(Dataset rows about figures)
===============

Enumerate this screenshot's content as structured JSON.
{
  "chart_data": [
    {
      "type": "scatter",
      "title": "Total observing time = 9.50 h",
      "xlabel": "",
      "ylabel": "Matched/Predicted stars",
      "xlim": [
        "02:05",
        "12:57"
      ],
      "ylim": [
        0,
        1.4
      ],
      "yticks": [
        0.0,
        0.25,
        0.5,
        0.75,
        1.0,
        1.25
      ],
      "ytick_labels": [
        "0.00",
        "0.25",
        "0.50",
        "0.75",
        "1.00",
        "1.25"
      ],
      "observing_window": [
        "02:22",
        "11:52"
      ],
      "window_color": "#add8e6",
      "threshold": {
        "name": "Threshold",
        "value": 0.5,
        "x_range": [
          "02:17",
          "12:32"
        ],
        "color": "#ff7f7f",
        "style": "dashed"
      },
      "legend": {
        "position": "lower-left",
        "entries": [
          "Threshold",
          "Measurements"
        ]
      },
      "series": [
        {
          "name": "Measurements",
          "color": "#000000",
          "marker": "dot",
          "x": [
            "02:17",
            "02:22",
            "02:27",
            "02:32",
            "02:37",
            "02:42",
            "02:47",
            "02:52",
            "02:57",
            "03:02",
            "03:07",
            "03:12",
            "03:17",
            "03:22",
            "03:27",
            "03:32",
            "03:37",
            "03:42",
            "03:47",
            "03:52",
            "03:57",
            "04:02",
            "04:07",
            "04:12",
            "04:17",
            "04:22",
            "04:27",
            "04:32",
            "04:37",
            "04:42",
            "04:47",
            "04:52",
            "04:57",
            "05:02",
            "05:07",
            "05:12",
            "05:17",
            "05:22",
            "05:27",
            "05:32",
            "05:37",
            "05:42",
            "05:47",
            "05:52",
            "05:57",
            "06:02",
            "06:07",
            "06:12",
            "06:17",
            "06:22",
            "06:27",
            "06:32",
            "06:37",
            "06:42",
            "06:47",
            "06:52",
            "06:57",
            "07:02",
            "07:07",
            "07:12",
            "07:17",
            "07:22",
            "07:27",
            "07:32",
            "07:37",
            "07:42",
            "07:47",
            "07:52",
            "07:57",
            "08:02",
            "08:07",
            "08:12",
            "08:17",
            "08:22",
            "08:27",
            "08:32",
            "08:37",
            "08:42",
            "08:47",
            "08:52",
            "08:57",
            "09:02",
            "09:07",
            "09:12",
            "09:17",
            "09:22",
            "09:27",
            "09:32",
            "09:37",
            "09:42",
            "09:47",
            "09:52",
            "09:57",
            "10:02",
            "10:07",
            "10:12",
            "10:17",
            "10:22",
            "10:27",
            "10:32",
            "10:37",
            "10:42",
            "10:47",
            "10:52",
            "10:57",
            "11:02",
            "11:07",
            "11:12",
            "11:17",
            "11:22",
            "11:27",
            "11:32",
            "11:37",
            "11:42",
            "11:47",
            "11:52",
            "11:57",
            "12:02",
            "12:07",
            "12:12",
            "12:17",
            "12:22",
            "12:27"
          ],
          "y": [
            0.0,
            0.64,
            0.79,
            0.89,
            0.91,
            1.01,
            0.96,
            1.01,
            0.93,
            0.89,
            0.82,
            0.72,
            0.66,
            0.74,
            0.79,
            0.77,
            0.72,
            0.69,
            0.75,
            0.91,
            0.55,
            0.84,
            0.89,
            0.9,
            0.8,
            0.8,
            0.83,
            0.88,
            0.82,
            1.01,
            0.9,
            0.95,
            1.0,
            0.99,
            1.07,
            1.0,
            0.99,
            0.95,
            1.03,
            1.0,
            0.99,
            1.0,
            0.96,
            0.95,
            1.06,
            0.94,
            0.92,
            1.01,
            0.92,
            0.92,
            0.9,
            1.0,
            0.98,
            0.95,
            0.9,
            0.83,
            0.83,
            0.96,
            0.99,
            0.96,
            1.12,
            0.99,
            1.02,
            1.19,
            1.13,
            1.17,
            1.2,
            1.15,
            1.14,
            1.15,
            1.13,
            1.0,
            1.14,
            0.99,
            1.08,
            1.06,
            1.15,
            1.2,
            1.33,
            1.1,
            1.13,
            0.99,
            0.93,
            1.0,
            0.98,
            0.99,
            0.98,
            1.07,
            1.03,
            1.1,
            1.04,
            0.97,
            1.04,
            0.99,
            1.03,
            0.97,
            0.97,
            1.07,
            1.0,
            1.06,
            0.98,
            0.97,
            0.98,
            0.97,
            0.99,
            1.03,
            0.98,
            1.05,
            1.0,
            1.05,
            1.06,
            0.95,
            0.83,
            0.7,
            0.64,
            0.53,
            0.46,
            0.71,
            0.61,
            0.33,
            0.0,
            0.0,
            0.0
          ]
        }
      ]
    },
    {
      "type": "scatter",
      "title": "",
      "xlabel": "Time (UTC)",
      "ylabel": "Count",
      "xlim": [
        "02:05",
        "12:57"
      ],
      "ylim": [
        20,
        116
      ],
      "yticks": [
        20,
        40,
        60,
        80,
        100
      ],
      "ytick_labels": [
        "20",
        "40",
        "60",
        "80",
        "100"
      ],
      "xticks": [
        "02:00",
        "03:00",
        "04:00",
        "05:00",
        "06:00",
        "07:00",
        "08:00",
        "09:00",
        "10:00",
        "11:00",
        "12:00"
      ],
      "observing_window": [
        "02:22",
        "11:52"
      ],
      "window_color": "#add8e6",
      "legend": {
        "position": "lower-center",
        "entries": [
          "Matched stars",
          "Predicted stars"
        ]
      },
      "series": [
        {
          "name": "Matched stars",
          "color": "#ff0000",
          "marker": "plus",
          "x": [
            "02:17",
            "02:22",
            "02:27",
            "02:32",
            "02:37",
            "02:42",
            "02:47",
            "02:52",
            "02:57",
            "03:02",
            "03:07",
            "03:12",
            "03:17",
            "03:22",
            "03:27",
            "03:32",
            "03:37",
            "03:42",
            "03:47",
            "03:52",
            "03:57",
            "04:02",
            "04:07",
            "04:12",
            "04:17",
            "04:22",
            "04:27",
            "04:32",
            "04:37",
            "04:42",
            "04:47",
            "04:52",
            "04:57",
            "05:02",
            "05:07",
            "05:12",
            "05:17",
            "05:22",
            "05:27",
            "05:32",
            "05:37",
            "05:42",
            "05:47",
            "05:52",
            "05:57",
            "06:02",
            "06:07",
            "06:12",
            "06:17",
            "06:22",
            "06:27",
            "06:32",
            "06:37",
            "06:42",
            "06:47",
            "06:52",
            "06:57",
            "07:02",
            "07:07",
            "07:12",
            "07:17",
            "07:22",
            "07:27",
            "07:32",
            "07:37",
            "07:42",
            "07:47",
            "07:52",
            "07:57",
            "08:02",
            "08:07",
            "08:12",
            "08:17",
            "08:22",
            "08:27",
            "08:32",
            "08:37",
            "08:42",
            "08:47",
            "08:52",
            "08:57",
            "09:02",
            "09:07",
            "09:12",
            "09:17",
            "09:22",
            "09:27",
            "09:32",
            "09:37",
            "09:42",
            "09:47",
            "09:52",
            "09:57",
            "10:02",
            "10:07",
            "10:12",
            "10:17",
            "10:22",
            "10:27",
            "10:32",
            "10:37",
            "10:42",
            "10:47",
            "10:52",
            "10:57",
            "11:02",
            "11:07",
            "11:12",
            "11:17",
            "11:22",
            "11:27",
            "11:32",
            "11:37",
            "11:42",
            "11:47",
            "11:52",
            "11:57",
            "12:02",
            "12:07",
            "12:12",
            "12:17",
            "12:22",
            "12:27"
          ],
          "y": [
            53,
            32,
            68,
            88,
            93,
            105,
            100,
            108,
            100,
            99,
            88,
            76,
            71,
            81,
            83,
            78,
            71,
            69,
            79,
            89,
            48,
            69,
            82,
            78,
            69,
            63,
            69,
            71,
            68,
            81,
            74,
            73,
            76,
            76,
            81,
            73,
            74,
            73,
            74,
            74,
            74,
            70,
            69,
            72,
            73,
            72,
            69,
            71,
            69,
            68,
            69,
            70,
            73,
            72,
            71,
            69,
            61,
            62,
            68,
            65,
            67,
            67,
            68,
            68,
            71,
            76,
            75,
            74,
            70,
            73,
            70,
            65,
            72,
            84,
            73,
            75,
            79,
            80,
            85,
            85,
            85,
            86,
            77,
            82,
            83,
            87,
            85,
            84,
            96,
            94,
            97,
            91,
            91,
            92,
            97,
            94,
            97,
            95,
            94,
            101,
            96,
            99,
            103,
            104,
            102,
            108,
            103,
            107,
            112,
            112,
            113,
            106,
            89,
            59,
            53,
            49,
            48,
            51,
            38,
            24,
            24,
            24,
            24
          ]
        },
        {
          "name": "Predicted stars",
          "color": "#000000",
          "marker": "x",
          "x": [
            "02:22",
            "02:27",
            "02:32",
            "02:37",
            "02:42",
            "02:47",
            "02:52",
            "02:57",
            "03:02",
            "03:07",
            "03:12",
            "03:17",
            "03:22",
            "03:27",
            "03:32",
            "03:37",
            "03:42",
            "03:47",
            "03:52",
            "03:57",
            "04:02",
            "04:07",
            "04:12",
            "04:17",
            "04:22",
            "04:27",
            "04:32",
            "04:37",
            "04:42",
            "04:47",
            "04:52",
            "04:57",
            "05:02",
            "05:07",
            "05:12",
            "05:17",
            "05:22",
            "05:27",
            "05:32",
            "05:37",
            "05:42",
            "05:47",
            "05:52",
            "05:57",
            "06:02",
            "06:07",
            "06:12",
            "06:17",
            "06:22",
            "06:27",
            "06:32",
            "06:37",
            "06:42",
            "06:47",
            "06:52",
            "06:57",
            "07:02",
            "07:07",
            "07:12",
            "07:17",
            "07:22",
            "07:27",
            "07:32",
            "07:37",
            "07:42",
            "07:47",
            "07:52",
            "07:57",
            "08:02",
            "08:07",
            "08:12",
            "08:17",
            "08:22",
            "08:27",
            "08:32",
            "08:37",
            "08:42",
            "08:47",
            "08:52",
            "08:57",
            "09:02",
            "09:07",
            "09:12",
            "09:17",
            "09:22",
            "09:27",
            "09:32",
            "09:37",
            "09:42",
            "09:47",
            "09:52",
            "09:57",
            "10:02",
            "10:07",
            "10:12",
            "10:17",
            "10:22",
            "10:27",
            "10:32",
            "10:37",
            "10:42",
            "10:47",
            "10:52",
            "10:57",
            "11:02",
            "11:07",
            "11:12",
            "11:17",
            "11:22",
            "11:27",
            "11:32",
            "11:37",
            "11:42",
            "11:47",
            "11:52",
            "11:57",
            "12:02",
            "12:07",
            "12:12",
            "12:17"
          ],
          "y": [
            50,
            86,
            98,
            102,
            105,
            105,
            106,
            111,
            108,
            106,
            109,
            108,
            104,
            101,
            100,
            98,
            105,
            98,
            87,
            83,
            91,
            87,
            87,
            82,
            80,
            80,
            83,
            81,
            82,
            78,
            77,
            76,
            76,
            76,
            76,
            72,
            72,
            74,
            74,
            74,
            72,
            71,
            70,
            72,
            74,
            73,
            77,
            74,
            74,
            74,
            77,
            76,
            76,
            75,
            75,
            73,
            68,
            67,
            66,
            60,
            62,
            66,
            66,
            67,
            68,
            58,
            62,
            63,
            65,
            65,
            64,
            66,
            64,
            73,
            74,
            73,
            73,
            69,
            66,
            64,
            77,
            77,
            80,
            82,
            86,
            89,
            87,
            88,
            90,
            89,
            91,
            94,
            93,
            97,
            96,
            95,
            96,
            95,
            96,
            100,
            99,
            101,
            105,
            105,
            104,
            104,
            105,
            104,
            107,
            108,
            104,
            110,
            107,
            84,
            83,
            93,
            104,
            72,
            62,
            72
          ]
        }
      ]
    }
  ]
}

===============

Exercise task => Each line with the string "stars" in it needs to be found and copied.

Correct answer =>
      "ylabel": "Matched/Predicted stars",
          "Matched stars",
          "Predicted stars"
          "name": "Matched stars",
          "name": "Predicted stars",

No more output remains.